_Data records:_
▼▼▼

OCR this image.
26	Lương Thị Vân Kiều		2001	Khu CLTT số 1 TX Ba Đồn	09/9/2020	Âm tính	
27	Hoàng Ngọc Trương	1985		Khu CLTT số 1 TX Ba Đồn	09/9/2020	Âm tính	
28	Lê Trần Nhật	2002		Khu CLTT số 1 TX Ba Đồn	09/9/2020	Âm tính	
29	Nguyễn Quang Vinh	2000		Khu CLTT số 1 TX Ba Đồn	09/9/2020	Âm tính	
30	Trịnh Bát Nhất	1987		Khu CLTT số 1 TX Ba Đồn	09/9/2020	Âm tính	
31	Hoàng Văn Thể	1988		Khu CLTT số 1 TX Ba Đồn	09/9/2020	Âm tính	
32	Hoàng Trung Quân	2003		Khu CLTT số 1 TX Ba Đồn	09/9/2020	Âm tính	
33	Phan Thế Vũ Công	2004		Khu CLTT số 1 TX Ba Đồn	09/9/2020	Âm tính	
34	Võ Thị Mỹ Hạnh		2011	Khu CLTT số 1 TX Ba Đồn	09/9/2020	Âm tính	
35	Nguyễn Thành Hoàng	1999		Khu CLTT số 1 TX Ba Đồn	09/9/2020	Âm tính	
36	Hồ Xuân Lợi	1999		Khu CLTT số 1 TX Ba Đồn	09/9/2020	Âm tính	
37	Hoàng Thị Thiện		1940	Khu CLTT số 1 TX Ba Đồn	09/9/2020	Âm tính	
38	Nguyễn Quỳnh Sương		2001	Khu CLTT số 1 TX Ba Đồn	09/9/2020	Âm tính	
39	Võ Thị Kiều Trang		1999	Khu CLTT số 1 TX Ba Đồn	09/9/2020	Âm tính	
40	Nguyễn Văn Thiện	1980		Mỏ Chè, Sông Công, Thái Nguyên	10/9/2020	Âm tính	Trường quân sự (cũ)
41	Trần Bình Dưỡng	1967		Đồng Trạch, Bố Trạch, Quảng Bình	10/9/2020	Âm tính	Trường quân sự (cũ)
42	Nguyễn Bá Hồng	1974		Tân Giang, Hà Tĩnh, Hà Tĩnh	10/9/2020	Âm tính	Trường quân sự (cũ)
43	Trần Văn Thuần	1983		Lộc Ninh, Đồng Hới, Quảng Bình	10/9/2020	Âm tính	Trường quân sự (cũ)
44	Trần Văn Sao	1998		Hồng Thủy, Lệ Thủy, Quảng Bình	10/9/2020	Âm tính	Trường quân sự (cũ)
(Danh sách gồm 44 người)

▲▲▲

_DESCRIPTION OF THE TASK:_ Every entry must be retyped in full, exactly as given.

_EXERCISE RESPONSE:_
OCR this image.
26	Lương Thị Vân Kiều		2001	Khu CLTT số 1 TX Ba Đồn	09/9/2020	Âm tính	
27	Hoàng Ngọc Trương	1985		Khu CLTT số 1 TX Ba Đồn	09/9/2020	Âm tính	
28	Lê Trần Nhật	2002		Khu CLTT số 1 TX Ba Đồn	09/9/2020	Âm tính	
29	Nguyễn Quang Vinh	2000		Khu CLTT số 1 TX Ba Đồn	09/9/2020	Âm tính	
30	Trịnh Bát Nhất	1987		Khu CLTT số 1 TX Ba Đồn	09/9/2020	Âm tính	
31	Hoàng Văn Thể	1988		Khu CLTT số 1 TX Ba Đồn	09/9/2020	Âm tính	
32	Hoàng Trung Quân	2003		Khu CLTT số 1 TX Ba Đồn	09/9/2020	Âm tính	
33	Phan Thế Vũ Công	2004		Khu CLTT số 1 TX Ba Đồn	09/9/2020	Âm tính	
34	Võ Thị Mỹ Hạnh		2011	Khu CLTT số 1 TX Ba Đồn	09/9/2020	Âm tính	
35	Nguyễn Thành Hoàng	1999		Khu CLTT số 1 TX Ba Đồn	09/9/2020	Âm tính	
36	Hồ Xuân Lợi	1999		Khu CLTT số 1 TX Ba Đồn	09/9/2020	Âm tính	
37	Hoàng Thị Thiện		1940	Khu CLTT số 1 TX Ba Đồn	09/9/2020	Âm tính	
38	Nguyễn Quỳnh Sương		2001	Khu CLTT số 1 TX Ba Đồn	09/9/2020	Âm tính	
39	Võ Thị Kiều Trang		1999	Khu CLTT số 1 TX Ba Đồn	09/9/2020	Âm tính	
40	Nguyễn Văn Thiện	1980		Mỏ Chè, Sông Công, Thái Nguyên	10/9/2020	Âm tính	Trường quân sự (cũ)
41	Trần Bình Dưỡng	1967		Đồng Trạch, Bố Trạch, Quảng Bình	10/9/2020	Âm tính	Trường quân sự (cũ)
42	Nguyễn Bá Hồng	1974		Tân Giang, Hà Tĩnh, Hà Tĩnh	10/9/2020	Âm tính	Trường quân sự (cũ)
43	Trần Văn Thuần	1983		Lộc Ninh, Đồng Hới, Quảng Bình	10/9/2020	Âm tính	Trường quân sự (cũ)
44	Trần Văn Sao	1998		Hồng Thủy, Lệ Thủy, Quảng Bình	10/9/2020	Âm tính	Trường quân sự (cũ)
(Danh sách gồm 44 người)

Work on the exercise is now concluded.